TEXT EXTRACT -
Now what? That’s a good question. In a week or two I will announce the next book we will be taking on. I think we are going to go Puritan, though I am open to any and all of your suggestions.

April 09, 2009

Today we come to the second-to-last reading in William Wilberforce’s Real Christianity. Though I am enjoying this book I can’t deny that it is not my favorite of the classics we’ve been reading. There is lots to enjoy but perhaps not quite as much that stands as a challenge to my faith, at least when compared to Overcoming Sin and Temptation or The Religious Affections. Not to complain, though, as I have derived benefit from it and, well, the purpose of this program is to read classics, regardless of whether they are enjoyable or not!

Discussion

This week we read two chapters. The first was very short and looked at the excellence of real Christianity. Perhaps due to the brevity of the chapter, I found little to latch onto in this one.

In the second part of our reading, chapter 6, Wilberforce looks to the present state of Christianity. There is a sense in which he has been doing this all along, but here he looks with greater focus on what passed for Christianity in his day. And once again, the similarities with the Christianity of our day were quite apparent. He sought to show how the state of affairs in that day were substantially worse than they had once been.

Labeled box records
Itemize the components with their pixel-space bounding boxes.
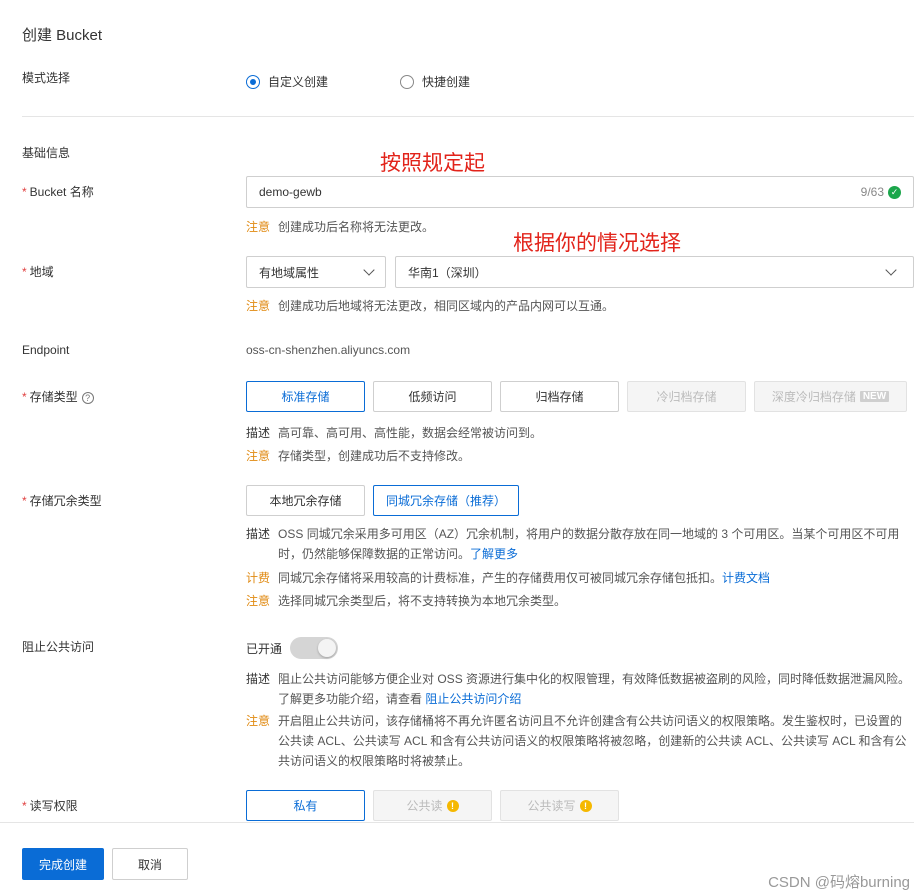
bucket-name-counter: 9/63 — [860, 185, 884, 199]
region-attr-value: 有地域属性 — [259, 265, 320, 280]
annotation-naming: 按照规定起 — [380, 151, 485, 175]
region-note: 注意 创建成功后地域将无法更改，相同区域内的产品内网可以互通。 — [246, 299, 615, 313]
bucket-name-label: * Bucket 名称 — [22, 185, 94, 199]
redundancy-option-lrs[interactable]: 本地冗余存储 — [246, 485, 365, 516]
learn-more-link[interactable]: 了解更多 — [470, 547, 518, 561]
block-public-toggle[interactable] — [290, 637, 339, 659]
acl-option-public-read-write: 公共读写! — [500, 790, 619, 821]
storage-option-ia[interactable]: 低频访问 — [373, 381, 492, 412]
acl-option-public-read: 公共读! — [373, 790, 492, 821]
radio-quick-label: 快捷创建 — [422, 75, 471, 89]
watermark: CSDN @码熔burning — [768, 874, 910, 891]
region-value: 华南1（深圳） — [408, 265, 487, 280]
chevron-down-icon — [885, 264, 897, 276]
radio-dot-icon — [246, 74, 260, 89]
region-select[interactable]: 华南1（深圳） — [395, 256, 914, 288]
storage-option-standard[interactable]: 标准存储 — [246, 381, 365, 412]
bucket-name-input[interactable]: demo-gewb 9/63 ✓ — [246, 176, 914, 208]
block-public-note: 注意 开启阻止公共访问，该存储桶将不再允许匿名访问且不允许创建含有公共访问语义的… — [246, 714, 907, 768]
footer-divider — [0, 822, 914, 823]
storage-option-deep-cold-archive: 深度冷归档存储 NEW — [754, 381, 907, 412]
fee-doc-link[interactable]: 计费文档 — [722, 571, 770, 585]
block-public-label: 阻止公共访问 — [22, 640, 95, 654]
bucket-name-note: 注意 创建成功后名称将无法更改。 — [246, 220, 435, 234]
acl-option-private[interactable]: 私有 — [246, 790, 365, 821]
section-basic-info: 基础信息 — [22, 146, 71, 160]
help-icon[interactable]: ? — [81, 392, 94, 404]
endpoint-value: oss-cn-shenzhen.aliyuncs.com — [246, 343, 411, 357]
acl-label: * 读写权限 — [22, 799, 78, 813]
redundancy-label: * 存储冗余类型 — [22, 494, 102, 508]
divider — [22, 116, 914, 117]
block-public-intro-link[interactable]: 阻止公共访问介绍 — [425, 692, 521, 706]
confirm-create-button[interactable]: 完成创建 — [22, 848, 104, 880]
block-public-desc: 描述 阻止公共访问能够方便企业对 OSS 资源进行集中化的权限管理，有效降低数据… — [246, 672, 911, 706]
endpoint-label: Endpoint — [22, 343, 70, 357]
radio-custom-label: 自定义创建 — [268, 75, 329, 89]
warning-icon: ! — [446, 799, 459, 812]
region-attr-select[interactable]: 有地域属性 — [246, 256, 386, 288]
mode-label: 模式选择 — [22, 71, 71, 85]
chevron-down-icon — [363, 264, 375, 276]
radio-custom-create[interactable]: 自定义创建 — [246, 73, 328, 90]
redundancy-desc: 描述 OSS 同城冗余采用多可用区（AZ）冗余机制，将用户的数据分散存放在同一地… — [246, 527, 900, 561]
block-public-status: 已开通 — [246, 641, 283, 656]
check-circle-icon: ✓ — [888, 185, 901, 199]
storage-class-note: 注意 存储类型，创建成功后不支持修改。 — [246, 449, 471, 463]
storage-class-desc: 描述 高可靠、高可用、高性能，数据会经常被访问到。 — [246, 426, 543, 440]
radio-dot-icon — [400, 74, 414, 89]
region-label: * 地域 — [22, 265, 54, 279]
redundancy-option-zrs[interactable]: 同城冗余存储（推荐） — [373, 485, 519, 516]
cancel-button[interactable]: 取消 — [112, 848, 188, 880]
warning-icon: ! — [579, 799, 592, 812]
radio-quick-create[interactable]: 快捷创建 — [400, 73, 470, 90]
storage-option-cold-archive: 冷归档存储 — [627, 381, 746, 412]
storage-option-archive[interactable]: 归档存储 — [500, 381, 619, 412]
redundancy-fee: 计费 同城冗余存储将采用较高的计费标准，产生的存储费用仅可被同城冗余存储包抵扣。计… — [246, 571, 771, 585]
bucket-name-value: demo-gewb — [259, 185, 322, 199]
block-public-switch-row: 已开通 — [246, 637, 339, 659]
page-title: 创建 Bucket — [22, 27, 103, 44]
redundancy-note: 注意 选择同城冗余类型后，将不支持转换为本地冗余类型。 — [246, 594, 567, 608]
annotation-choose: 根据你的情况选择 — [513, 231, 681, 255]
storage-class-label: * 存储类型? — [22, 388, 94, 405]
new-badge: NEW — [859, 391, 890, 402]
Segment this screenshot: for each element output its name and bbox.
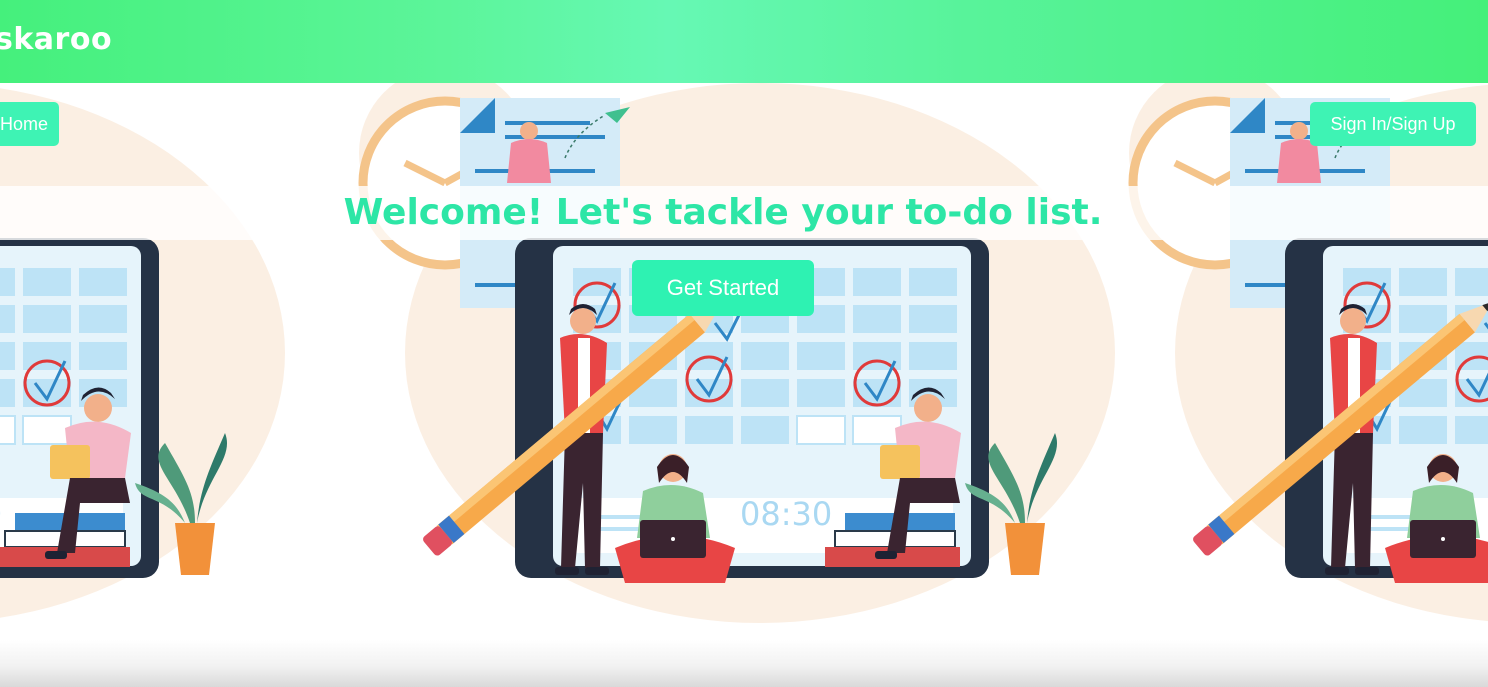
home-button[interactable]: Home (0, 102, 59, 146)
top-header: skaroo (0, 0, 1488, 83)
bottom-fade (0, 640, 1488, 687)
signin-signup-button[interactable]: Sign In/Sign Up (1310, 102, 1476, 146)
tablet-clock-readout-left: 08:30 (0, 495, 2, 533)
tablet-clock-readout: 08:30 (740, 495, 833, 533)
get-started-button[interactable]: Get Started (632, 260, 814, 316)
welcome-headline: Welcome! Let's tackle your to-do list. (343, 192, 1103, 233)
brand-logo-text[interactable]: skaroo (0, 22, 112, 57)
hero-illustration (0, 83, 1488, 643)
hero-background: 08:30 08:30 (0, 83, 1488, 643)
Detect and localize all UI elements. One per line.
---
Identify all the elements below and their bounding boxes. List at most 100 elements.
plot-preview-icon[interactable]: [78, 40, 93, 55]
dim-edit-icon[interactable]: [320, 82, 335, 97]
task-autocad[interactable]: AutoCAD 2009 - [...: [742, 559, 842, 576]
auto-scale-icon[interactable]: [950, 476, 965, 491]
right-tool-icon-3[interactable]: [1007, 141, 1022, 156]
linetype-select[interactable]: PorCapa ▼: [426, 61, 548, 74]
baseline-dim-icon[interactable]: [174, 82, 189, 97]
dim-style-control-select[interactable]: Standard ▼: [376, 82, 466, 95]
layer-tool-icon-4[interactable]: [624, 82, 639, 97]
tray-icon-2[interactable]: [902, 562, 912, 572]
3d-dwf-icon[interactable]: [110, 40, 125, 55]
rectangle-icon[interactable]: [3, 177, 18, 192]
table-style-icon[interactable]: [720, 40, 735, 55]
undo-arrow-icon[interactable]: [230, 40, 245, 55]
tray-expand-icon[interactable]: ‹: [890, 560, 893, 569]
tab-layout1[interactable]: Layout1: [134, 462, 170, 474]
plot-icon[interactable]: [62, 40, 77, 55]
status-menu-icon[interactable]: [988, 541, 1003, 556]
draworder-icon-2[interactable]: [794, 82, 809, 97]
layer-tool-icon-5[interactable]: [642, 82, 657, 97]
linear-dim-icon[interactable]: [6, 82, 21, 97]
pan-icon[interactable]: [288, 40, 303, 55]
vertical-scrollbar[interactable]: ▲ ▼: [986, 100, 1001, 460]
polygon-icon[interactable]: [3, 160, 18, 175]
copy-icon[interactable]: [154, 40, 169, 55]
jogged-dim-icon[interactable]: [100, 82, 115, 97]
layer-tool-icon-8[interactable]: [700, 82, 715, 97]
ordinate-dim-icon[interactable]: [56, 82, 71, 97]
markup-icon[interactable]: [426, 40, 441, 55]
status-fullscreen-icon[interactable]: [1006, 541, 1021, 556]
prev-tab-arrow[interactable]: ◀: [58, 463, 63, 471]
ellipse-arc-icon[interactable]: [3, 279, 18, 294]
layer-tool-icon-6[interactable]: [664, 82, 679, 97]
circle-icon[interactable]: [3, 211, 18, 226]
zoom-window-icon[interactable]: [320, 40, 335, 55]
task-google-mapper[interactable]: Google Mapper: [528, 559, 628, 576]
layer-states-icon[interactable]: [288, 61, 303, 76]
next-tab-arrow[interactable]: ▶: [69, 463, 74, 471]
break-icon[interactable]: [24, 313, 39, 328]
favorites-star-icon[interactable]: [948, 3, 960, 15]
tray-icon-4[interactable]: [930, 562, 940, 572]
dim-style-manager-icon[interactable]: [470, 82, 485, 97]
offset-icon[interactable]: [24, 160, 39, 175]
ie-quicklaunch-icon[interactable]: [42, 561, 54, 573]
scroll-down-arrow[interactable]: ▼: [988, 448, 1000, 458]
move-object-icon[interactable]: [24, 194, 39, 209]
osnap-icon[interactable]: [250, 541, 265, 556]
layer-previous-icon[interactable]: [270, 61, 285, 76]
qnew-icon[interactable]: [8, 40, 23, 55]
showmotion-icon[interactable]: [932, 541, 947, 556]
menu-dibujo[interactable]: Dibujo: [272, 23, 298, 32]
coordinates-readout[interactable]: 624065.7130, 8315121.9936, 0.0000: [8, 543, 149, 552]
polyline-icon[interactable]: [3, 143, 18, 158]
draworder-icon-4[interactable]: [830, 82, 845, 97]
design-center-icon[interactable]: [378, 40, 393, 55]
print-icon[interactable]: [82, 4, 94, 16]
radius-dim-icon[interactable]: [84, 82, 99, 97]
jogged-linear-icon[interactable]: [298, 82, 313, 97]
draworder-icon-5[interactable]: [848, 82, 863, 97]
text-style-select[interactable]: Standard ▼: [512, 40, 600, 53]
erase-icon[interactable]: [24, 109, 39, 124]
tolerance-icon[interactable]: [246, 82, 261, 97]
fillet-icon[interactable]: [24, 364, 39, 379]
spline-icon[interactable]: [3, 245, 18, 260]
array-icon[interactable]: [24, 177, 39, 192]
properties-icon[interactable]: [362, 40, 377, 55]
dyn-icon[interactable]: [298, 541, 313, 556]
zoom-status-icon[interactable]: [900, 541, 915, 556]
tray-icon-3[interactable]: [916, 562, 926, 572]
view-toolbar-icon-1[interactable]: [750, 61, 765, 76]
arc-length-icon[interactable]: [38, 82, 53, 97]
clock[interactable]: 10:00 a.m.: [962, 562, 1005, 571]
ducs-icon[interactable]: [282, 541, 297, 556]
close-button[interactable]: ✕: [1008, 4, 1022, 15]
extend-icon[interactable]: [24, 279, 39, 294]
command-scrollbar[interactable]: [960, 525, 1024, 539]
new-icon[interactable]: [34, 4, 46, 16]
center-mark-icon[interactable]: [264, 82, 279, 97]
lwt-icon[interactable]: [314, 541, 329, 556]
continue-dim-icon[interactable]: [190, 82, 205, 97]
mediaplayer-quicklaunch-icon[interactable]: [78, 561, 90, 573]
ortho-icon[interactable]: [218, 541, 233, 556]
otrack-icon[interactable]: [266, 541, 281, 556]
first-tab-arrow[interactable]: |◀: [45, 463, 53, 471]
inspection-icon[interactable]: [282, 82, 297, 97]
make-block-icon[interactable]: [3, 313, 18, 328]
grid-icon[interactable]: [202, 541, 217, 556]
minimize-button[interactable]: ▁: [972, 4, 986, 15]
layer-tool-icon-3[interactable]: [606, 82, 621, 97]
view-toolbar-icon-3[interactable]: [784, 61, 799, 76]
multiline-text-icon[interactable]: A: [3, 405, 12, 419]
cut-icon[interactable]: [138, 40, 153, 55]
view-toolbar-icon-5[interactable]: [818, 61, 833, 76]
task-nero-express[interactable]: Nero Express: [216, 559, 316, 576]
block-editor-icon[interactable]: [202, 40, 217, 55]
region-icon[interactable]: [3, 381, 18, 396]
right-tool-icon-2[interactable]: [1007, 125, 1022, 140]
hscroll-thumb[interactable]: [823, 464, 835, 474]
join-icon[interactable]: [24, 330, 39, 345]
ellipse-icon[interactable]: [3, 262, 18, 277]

TASK SET -
• 1. Repeat the post on Wilberforce's Real Christianity from "This week we" up to and including "in this one.".
• 2. Carry on the post on Wilberforce's Real Christianity from the point where it stops.

RESPONSES BY TASK -
• 1.
This week we read two chapters. The first was very short and looked at the excellence of real Christianity. Perhaps due to the brevity of the chapter, I found little to latch onto in this one.

• 2.
These words were worth thinking about: “Christianity especially has always thrived under persecution. For at such times it has no lukewarm professors. The Christian is then reminded that his Master’s kingdom is not of this world. When all on earth looks black, he looks up to heaven for consolation. Then he sees himself as a pilgrim and a stranger. For it is then as in the hour of death that he will examine well his foundations and cleave to the fundamentals. But when religion is in a state of quiet and prosperity, the opposite effect tends to take place. The soldiers of the church militant will then tend to forget they are at war. Their ardor slackens and their zeal languishes. John Owen has made an apt comparison: Religion in a state of prosperity is like a colony that is long settled in a strange country. It is gradually assimilated in features, demeanor, and language to the native inhabitants, until at length every vestige of its distinctiveness has died away.” Of course we should not wish for persecution. However, we ought to be aware of our tendency to take the faith for granted and to be mere pretenders, lukewarm professors, during times of plenty.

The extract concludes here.